§ **TASK**
Copy the records below exactly as they appear.

§ **PROVIDED RECORDS**
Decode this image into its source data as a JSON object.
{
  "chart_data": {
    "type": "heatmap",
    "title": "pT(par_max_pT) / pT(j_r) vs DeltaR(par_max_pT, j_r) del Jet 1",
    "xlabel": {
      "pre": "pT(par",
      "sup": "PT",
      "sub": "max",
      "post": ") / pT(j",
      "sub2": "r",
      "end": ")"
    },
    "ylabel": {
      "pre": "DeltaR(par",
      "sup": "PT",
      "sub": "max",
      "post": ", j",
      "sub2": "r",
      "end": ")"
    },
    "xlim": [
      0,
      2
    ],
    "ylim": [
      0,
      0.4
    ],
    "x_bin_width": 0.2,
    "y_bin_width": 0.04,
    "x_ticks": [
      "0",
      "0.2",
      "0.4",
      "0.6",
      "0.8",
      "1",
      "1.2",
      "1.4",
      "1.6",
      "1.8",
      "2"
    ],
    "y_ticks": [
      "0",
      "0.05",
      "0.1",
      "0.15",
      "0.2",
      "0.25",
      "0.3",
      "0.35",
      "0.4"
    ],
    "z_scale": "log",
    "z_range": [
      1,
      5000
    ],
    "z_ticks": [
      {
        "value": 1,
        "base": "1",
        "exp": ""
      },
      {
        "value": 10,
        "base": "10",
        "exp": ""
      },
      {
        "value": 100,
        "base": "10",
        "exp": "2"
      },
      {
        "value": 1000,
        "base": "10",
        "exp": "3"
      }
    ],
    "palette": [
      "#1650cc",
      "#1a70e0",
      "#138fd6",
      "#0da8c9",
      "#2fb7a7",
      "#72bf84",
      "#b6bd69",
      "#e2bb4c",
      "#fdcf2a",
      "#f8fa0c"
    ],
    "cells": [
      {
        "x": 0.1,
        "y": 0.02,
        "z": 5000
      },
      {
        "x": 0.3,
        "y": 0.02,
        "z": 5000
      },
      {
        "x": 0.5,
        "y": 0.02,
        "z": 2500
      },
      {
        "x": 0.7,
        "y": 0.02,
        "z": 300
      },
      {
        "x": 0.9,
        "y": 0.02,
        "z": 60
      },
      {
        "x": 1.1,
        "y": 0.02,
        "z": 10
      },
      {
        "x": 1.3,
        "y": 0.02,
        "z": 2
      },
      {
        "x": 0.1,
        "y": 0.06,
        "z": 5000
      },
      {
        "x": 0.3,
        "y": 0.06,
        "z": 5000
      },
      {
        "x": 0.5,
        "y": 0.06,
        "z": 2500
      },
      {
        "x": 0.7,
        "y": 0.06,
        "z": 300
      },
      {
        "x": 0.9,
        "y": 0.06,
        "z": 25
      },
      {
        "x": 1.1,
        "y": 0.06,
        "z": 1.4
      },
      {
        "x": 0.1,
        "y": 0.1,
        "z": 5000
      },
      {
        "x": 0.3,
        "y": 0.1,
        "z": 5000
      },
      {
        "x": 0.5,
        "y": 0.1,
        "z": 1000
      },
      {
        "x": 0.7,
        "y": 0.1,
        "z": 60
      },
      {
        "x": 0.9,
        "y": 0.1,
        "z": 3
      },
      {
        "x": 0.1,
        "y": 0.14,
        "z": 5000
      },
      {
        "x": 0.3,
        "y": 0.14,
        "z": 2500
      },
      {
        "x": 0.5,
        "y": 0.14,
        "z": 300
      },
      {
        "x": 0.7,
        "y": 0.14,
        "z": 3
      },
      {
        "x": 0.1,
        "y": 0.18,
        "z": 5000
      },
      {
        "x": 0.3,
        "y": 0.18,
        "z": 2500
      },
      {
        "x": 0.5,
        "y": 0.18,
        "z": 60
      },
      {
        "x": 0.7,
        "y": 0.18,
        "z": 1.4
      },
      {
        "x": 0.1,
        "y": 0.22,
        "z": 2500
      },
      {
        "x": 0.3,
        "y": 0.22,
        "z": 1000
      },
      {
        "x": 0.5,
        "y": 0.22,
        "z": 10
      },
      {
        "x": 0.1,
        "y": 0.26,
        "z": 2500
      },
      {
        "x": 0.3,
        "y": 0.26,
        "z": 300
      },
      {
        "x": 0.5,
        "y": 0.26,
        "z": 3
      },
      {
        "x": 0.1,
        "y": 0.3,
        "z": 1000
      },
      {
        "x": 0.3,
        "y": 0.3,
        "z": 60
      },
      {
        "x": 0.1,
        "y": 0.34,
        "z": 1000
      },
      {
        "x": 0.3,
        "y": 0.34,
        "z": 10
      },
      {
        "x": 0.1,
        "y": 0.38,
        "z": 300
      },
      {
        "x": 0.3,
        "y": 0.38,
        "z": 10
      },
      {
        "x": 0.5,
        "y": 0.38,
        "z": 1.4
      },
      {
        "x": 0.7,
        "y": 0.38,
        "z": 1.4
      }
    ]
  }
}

§ **COMPLETE ANSWER**
Decode this image into its source data as a JSON object.
{
  "chart_data": {
    "type": "heatmap",
    "title": "pT(par_max_pT) / pT(j_r) vs DeltaR(par_max_pT, j_r) del Jet 1",
    "xlabel": {
      "pre": "pT(par",
      "sup": "PT",
      "sub": "max",
      "post": ") / pT(j",
      "sub2": "r",
      "end": ")"
    },
    "ylabel": {
      "pre": "DeltaR(par",
      "sup": "PT",
      "sub": "max",
      "post": ", j",
      "sub2": "r",
      "end": ")"
    },
    "xlim": [
      0,
      2
    ],
    "ylim": [
      0,
      0.4
    ],
    "x_bin_width": 0.2,
    "y_bin_width": 0.04,
    "x_ticks": [
      "0",
      "0.2",
      "0.4",
      "0.6",
      "0.8",
      "1",
      "1.2",
      "1.4",
      "1.6",
      "1.8",
      "2"
    ],
    "y_ticks": [
      "0",
      "0.05",
      "0.1",
      "0.15",
      "0.2",
      "0.25",
      "0.3",
      "0.35",
      "0.4"
    ],
    "z_scale": "log",
    "z_range": [
      1,
      5000
    ],
    "z_ticks": [
      {
        "value": 1,
        "base": "1",
        "exp": ""
      },
      {
        "value": 10,
        "base": "10",
        "exp": ""
      },
      {
        "value": 100,
        "base": "10",
        "exp": "2"
      },
      {
        "value": 1000,
        "base": "10",
        "exp": "3"
      }
    ],
    "palette": [
      "#1650cc",
      "#1a70e0",
      "#138fd6",
      "#0da8c9",
      "#2fb7a7",
      "#72bf84",
      "#b6bd69",
      "#e2bb4c",
      "#fdcf2a",
      "#f8fa0c"
    ],
    "cells": [
      {
        "x": 0.1,
        "y": 0.02,
        "z": 5000
      },
      {
        "x": 0.3,
        "y": 0.02,
        "z": 5000
      },
      {
        "x": 0.5,
        "y": 0.02,
        "z": 2500
      },
      {
        "x": 0.7,
        "y": 0.02,
        "z": 300
      },
      {
        "x": 0.9,
        "y": 0.02,
        "z": 60
      },
      {
        "x": 1.1,
        "y": 0.02,
        "z": 10
      },
      {
        "x": 1.3,
        "y": 0.02,
        "z": 2
      },
      {
        "x": 0.1,
        "y": 0.06,
        "z": 5000
      },
      {
        "x": 0.3,
        "y": 0.06,
        "z": 5000
      },
      {
        "x": 0.5,
        "y": 0.06,
        "z": 2500
      },
      {
        "x": 0.7,
        "y": 0.06,
        "z": 300
      },
      {
        "x": 0.9,
        "y": 0.06,
        "z": 25
      },
      {
        "x": 1.1,
        "y": 0.06,
        "z": 1.4
      },
      {
        "x": 0.1,
        "y": 0.1,
        "z": 5000
      },
      {
        "x": 0.3,
        "y": 0.1,
        "z": 5000
      },
      {
        "x": 0.5,
        "y": 0.1,
        "z": 1000
      },
      {
        "x": 0.7,
        "y": 0.1,
        "z": 60
      },
      {
        "x": 0.9,
        "y": 0.1,
        "z": 3
      },
      {
        "x": 0.1,
        "y": 0.14,
        "z": 5000
      },
      {
        "x": 0.3,
        "y": 0.14,
        "z": 2500
      },
      {
        "x": 0.5,
        "y": 0.14,
        "z": 300
      },
      {
        "x": 0.7,
        "y": 0.14,
        "z": 3
      },
      {
        "x": 0.1,
        "y": 0.18,
        "z": 5000
      },
      {
        "x": 0.3,
        "y": 0.18,
        "z": 2500
      },
      {
        "x": 0.5,
        "y": 0.18,
        "z": 60
      },
      {
        "x": 0.7,
        "y": 0.18,
        "z": 1.4
      },
      {
        "x": 0.1,
        "y": 0.22,
        "z": 2500
      },
      {
        "x": 0.3,
        "y": 0.22,
        "z": 1000
      },
      {
        "x": 0.5,
        "y": 0.22,
        "z": 10
      },
      {
        "x": 0.1,
        "y": 0.26,
        "z": 2500
      },
      {
        "x": 0.3,
        "y": 0.26,
        "z": 300
      },
      {
        "x": 0.5,
        "y": 0.26,
        "z": 3
      },
      {
        "x": 0.1,
        "y": 0.3,
        "z": 1000
      },
      {
        "x": 0.3,
        "y": 0.3,
        "z": 60
      },
      {
        "x": 0.1,
        "y": 0.34,
        "z": 1000
      },
      {
        "x": 0.3,
        "y": 0.34,
        "z": 10
      },
      {
        "x": 0.1,
        "y": 0.38,
        "z": 300
      },
      {
        "x": 0.3,
        "y": 0.38,
        "z": 10
      },
      {
        "x": 0.5,
        "y": 0.38,
        "z": 1.4
      },
      {
        "x": 0.7,
        "y": 0.38,
        "z": 1.4
      }
    ]
  }
}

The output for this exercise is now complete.